▶ _WORK TO BE COMPLETED_:
All records must be quoted exactly. Omit the pictures.

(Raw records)

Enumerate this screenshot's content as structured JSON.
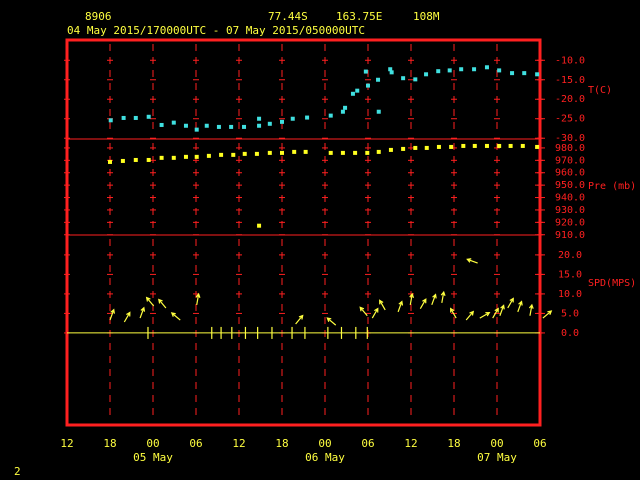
{
  "header": {
    "station": "8906",
    "lat": "77.44S",
    "lon": "163.75E",
    "elevation": "108M",
    "period": "04 May 2015/170000UTC - 07 May 2015/050000UTC"
  },
  "footer": "2",
  "x_axis": {
    "xlim": [
      0,
      66
    ],
    "xticks": [
      {
        "value": 0,
        "label": "12"
      },
      {
        "value": 6,
        "label": "18"
      },
      {
        "value": 12,
        "label": "00"
      },
      {
        "value": 18,
        "label": "06"
      },
      {
        "value": 24,
        "label": "12"
      },
      {
        "value": 30,
        "label": "18"
      },
      {
        "value": 36,
        "label": "00"
      },
      {
        "value": 42,
        "label": "06"
      },
      {
        "value": 48,
        "label": "12"
      },
      {
        "value": 54,
        "label": "18"
      },
      {
        "value": 60,
        "label": "00"
      },
      {
        "value": 66,
        "label": "06"
      }
    ],
    "day_labels": [
      {
        "value": 12,
        "label": "05 May"
      },
      {
        "value": 36,
        "label": "06 May"
      },
      {
        "value": 60,
        "label": "07 May"
      }
    ]
  },
  "chart_data": [
    {
      "type": "scatter",
      "ylabel": "T(C)",
      "color": "#40e0e0",
      "x": [
        6.1,
        7.9,
        9.6,
        11.4,
        13.2,
        14.9,
        16.6,
        18.1,
        19.5,
        21.2,
        22.9,
        24.7,
        26.8,
        26.8,
        28.3,
        30.0,
        31.5,
        33.5,
        36.8,
        38.5,
        38.8,
        39.9,
        40.5,
        41.7,
        42.0,
        43.4,
        43.5,
        45.1,
        45.3,
        46.9,
        48.6,
        50.1,
        51.8,
        53.4,
        55.0,
        56.8,
        58.6,
        60.3,
        62.1,
        63.8,
        65.6
      ],
      "values": [
        -25.4,
        -24.8,
        -24.8,
        -24.5,
        -26.6,
        -26.0,
        -26.8,
        -27.8,
        -26.8,
        -27.1,
        -27.1,
        -27.1,
        -25.0,
        -26.8,
        -26.3,
        -25.8,
        -25.0,
        -24.7,
        -24.2,
        -23.2,
        -22.2,
        -18.6,
        -17.8,
        -12.9,
        -16.5,
        -15.0,
        -23.2,
        -12.3,
        -13.1,
        -14.6,
        -14.9,
        -13.6,
        -12.8,
        -12.6,
        -12.3,
        -12.3,
        -11.8,
        -12.6,
        -13.3,
        -13.3,
        -13.6
      ],
      "ylim": [
        -30.2,
        -4.8
      ],
      "yticks": [
        {
          "value": -10,
          "label": "-10.0"
        },
        {
          "value": -15,
          "label": "-15.0"
        },
        {
          "value": -20,
          "label": "-20.0"
        },
        {
          "value": -25,
          "label": "-25.0"
        },
        {
          "value": -30,
          "label": "-30.0"
        }
      ]
    },
    {
      "type": "scatter",
      "ylabel": "Pre (mb)",
      "color": "#ffff20",
      "x": [
        6.0,
        7.8,
        9.6,
        11.4,
        13.2,
        14.9,
        16.6,
        18.1,
        19.8,
        21.5,
        23.2,
        24.8,
        26.8,
        26.5,
        28.3,
        30.0,
        31.7,
        33.3,
        36.8,
        38.5,
        40.2,
        41.9,
        43.5,
        45.2,
        46.9,
        48.6,
        50.2,
        51.9,
        53.6,
        55.3,
        56.9,
        58.6,
        60.3,
        61.9,
        63.6,
        65.6
      ],
      "values": [
        968.7,
        969.5,
        970.3,
        970.3,
        972.0,
        972.0,
        972.8,
        972.8,
        973.6,
        974.4,
        974.4,
        975.2,
        917.3,
        975.2,
        976.0,
        976.0,
        976.8,
        976.8,
        976.0,
        976.0,
        976.0,
        976.0,
        976.8,
        978.4,
        979.2,
        980.0,
        980.0,
        980.8,
        980.8,
        981.6,
        981.6,
        981.6,
        981.6,
        981.6,
        981.6,
        980.8
      ],
      "ylim": [
        909.8,
        987.2
      ],
      "yticks": [
        {
          "value": 910,
          "label": "910.0"
        },
        {
          "value": 920,
          "label": "920.0"
        },
        {
          "value": 930,
          "label": "930.0"
        },
        {
          "value": 940,
          "label": "940.0"
        },
        {
          "value": 950,
          "label": "950.0"
        },
        {
          "value": 960,
          "label": "960.0"
        },
        {
          "value": 970,
          "label": "970.0"
        },
        {
          "value": 980,
          "label": "980.0"
        }
      ]
    },
    {
      "type": "wind",
      "ylabel": "SPD(MPS)",
      "color": "#ffff40",
      "x": [
        6.0,
        8.0,
        10.2,
        12.1,
        13.8,
        15.8,
        18.1,
        11.3,
        20.2,
        21.5,
        23.0,
        24.9,
        26.6,
        28.6,
        31.4,
        33.2,
        36.4,
        38.3,
        40.3,
        41.9,
        31.9,
        37.5,
        41.9,
        42.6,
        44.4,
        46.2,
        47.9,
        49.3,
        50.9,
        52.3,
        54.3,
        55.7,
        57.6,
        57.3,
        59.4,
        60.4,
        61.5,
        62.9,
        64.6,
        66.4
      ],
      "values": [
        3.3,
        2.8,
        3.8,
        6.9,
        6.4,
        3.3,
        7.2,
        0,
        0,
        0,
        0,
        0,
        0,
        0,
        0,
        0,
        0,
        0,
        0,
        0,
        2.3,
        2.0,
        4.4,
        3.8,
        5.9,
        5.4,
        7.2,
        6.2,
        7.2,
        7.7,
        3.8,
        3.3,
        3.8,
        17.9,
        3.8,
        4.4,
        6.4,
        5.4,
        4.4,
        3.8
      ],
      "directions": [
        20,
        30,
        20,
        320,
        320,
        310,
        10,
        0,
        0,
        0,
        0,
        0,
        0,
        0,
        0,
        0,
        0,
        0,
        0,
        0,
        40,
        310,
        320,
        30,
        330,
        20,
        10,
        30,
        20,
        10,
        330,
        40,
        60,
        290,
        30,
        20,
        30,
        20,
        10,
        50
      ],
      "ylim": [
        -23.6,
        25.1
      ],
      "yticks": [
        {
          "value": 0,
          "label": "0.0"
        },
        {
          "value": 5,
          "label": "5.0"
        },
        {
          "value": 10,
          "label": "10.0"
        },
        {
          "value": 15,
          "label": "15.0"
        },
        {
          "value": 20,
          "label": "20.0"
        }
      ]
    }
  ]
}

▶ _RESULT BELOW_:
Enumerate this screenshot's content as structured JSON.
{
  "header": {
    "station": "8906",
    "lat": "77.44S",
    "lon": "163.75E",
    "elevation": "108M",
    "period": "04 May 2015/170000UTC - 07 May 2015/050000UTC"
  },
  "footer": "2",
  "x_axis": {
    "xlim": [
      0,
      66
    ],
    "xticks": [
      {
        "value": 0,
        "label": "12"
      },
      {
        "value": 6,
        "label": "18"
      },
      {
        "value": 12,
        "label": "00"
      },
      {
        "value": 18,
        "label": "06"
      },
      {
        "value": 24,
        "label": "12"
      },
      {
        "value": 30,
        "label": "18"
      },
      {
        "value": 36,
        "label": "00"
      },
      {
        "value": 42,
        "label": "06"
      },
      {
        "value": 48,
        "label": "12"
      },
      {
        "value": 54,
        "label": "18"
      },
      {
        "value": 60,
        "label": "00"
      },
      {
        "value": 66,
        "label": "06"
      }
    ],
    "day_labels": [
      {
        "value": 12,
        "label": "05 May"
      },
      {
        "value": 36,
        "label": "06 May"
      },
      {
        "value": 60,
        "label": "07 May"
      }
    ]
  },
  "chart_data": [
    {
      "type": "scatter",
      "ylabel": "T(C)",
      "color": "#40e0e0",
      "x": [
        6.1,
        7.9,
        9.6,
        11.4,
        13.2,
        14.9,
        16.6,
        18.1,
        19.5,
        21.2,
        22.9,
        24.7,
        26.8,
        26.8,
        28.3,
        30.0,
        31.5,
        33.5,
        36.8,
        38.5,
        38.8,
        39.9,
        40.5,
        41.7,
        42.0,
        43.4,
        43.5,
        45.1,
        45.3,
        46.9,
        48.6,
        50.1,
        51.8,
        53.4,
        55.0,
        56.8,
        58.6,
        60.3,
        62.1,
        63.8,
        65.6
      ],
      "values": [
        -25.4,
        -24.8,
        -24.8,
        -24.5,
        -26.6,
        -26.0,
        -26.8,
        -27.8,
        -26.8,
        -27.1,
        -27.1,
        -27.1,
        -25.0,
        -26.8,
        -26.3,
        -25.8,
        -25.0,
        -24.7,
        -24.2,
        -23.2,
        -22.2,
        -18.6,
        -17.8,
        -12.9,
        -16.5,
        -15.0,
        -23.2,
        -12.3,
        -13.1,
        -14.6,
        -14.9,
        -13.6,
        -12.8,
        -12.6,
        -12.3,
        -12.3,
        -11.8,
        -12.6,
        -13.3,
        -13.3,
        -13.6
      ],
      "ylim": [
        -30.2,
        -4.8
      ],
      "yticks": [
        {
          "value": -10,
          "label": "-10.0"
        },
        {
          "value": -15,
          "label": "-15.0"
        },
        {
          "value": -20,
          "label": "-20.0"
        },
        {
          "value": -25,
          "label": "-25.0"
        },
        {
          "value": -30,
          "label": "-30.0"
        }
      ]
    },
    {
      "type": "scatter",
      "ylabel": "Pre (mb)",
      "color": "#ffff20",
      "x": [
        6.0,
        7.8,
        9.6,
        11.4,
        13.2,
        14.9,
        16.6,
        18.1,
        19.8,
        21.5,
        23.2,
        24.8,
        26.8,
        26.5,
        28.3,
        30.0,
        31.7,
        33.3,
        36.8,
        38.5,
        40.2,
        41.9,
        43.5,
        45.2,
        46.9,
        48.6,
        50.2,
        51.9,
        53.6,
        55.3,
        56.9,
        58.6,
        60.3,
        61.9,
        63.6,
        65.6
      ],
      "values": [
        968.7,
        969.5,
        970.3,
        970.3,
        972.0,
        972.0,
        972.8,
        972.8,
        973.6,
        974.4,
        974.4,
        975.2,
        917.3,
        975.2,
        976.0,
        976.0,
        976.8,
        976.8,
        976.0,
        976.0,
        976.0,
        976.0,
        976.8,
        978.4,
        979.2,
        980.0,
        980.0,
        980.8,
        980.8,
        981.6,
        981.6,
        981.6,
        981.6,
        981.6,
        981.6,
        980.8
      ],
      "ylim": [
        909.8,
        987.2
      ],
      "yticks": [
        {
          "value": 910,
          "label": "910.0"
        },
        {
          "value": 920,
          "label": "920.0"
        },
        {
          "value": 930,
          "label": "930.0"
        },
        {
          "value": 940,
          "label": "940.0"
        },
        {
          "value": 950,
          "label": "950.0"
        },
        {
          "value": 960,
          "label": "960.0"
        },
        {
          "value": 970,
          "label": "970.0"
        },
        {
          "value": 980,
          "label": "980.0"
        }
      ]
    },
    {
      "type": "wind",
      "ylabel": "SPD(MPS)",
      "color": "#ffff40",
      "x": [
        6.0,
        8.0,
        10.2,
        12.1,
        13.8,
        15.8,
        18.1,
        11.3,
        20.2,
        21.5,
        23.0,
        24.9,
        26.6,
        28.6,
        31.4,
        33.2,
        36.4,
        38.3,
        40.3,
        41.9,
        31.9,
        37.5,
        41.9,
        42.6,
        44.4,
        46.2,
        47.9,
        49.3,
        50.9,
        52.3,
        54.3,
        55.7,
        57.6,
        57.3,
        59.4,
        60.4,
        61.5,
        62.9,
        64.6,
        66.4
      ],
      "values": [
        3.3,
        2.8,
        3.8,
        6.9,
        6.4,
        3.3,
        7.2,
        0,
        0,
        0,
        0,
        0,
        0,
        0,
        0,
        0,
        0,
        0,
        0,
        0,
        2.3,
        2.0,
        4.4,
        3.8,
        5.9,
        5.4,
        7.2,
        6.2,
        7.2,
        7.7,
        3.8,
        3.3,
        3.8,
        17.9,
        3.8,
        4.4,
        6.4,
        5.4,
        4.4,
        3.8
      ],
      "directions": [
        20,
        30,
        20,
        320,
        320,
        310,
        10,
        0,
        0,
        0,
        0,
        0,
        0,
        0,
        0,
        0,
        0,
        0,
        0,
        0,
        40,
        310,
        320,
        30,
        330,
        20,
        10,
        30,
        20,
        10,
        330,
        40,
        60,
        290,
        30,
        20,
        30,
        20,
        10,
        50
      ],
      "ylim": [
        -23.6,
        25.1
      ],
      "yticks": [
        {
          "value": 0,
          "label": "0.0"
        },
        {
          "value": 5,
          "label": "5.0"
        },
        {
          "value": 10,
          "label": "10.0"
        },
        {
          "value": 15,
          "label": "15.0"
        },
        {
          "value": 20,
          "label": "20.0"
        }
      ]
    }
  ]
}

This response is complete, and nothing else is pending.